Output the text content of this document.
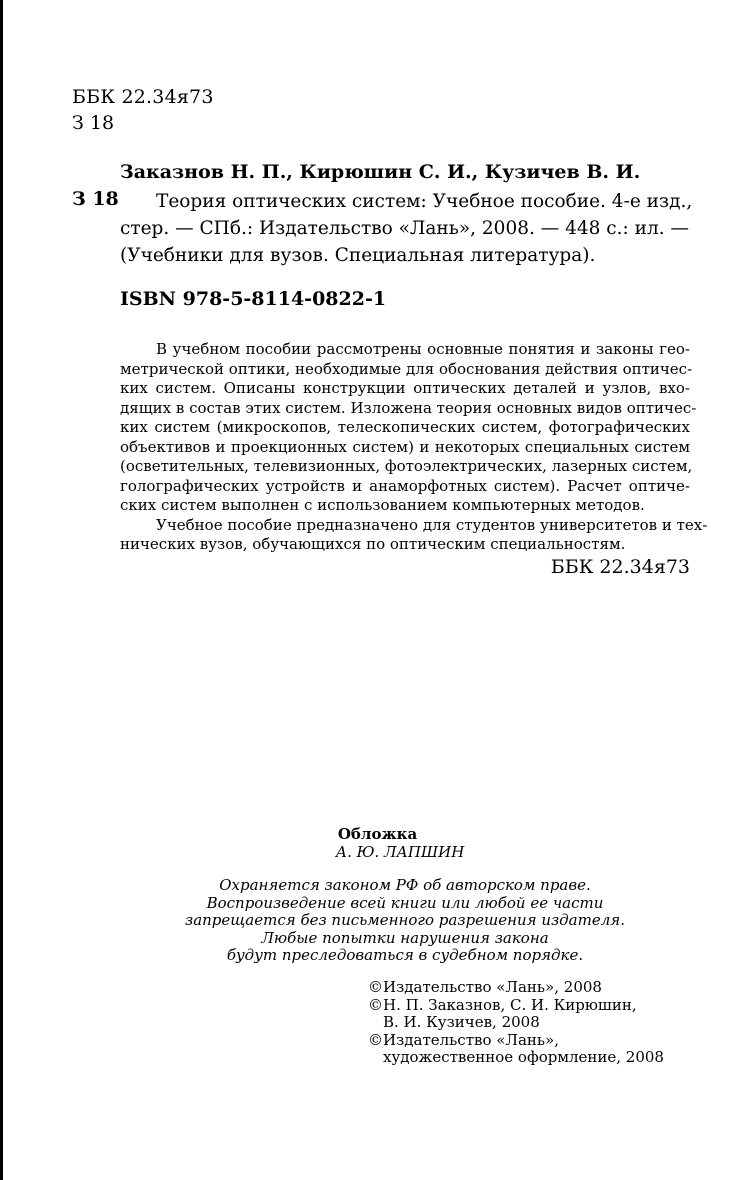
ББК 22.34я73
З 18
Заказнов Н. П., Кирюшин С. И., Кузичев В. И.
З 18	Теория оптических систем: Учебное пособие. 4-е изд.,
стер. — СПб.: Издательство «Лань», 2008. — 448 с.: ил. —
(Учебники для вузов. Специальная литература).
ISBN 978-5-8114-0822-1
В учебном пособии рассмотрены основные понятия и законы гео-
метрической оптики, необходимые для обоснования действия оптичес-
ких систем. Описаны конструкции оптических деталей и узлов, вхо-
дящих в состав этих систем. Изложена теория основных видов оптичес-
ких систем (микроскопов, телескопических систем, фотографических
объективов и проекционных систем) и некоторых специальных систем
(осветительных, телевизионных, фотоэлектрических, лазерных систем,
голографических устройств и анаморфотных систем). Расчет оптиче-
ских систем выполнен с использованием компьютерных методов.
Учебное пособие предназначено для студентов университетов и тех-
нических вузов, обучающихся по оптическим специальностям.
ББК 22.34я73
Обложка
А. Ю. ЛАПШИН
Охраняется законом РФ об авторском праве.
Воспроизведение всей книги или любой ее части
запрещается без письменного разрешения издателя.
Любые попытки нарушения закона
будут преследоваться в судебном порядке.
©Издательство «Лань», 2008
©Н. П. Заказнов, С. И. Кирюшин,
В. И. Кузичев, 2008
©Издательство «Лань»,
художественное оформление, 2008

::::::::::

* Problem to solve:
Scan the material above. Return every line containing the string "Учебное".

* Output for this task:
З 18	Теория оптических систем: Учебное пособие. 4-е изд.,
Учебное пособие предназначено для студентов университетов и тех-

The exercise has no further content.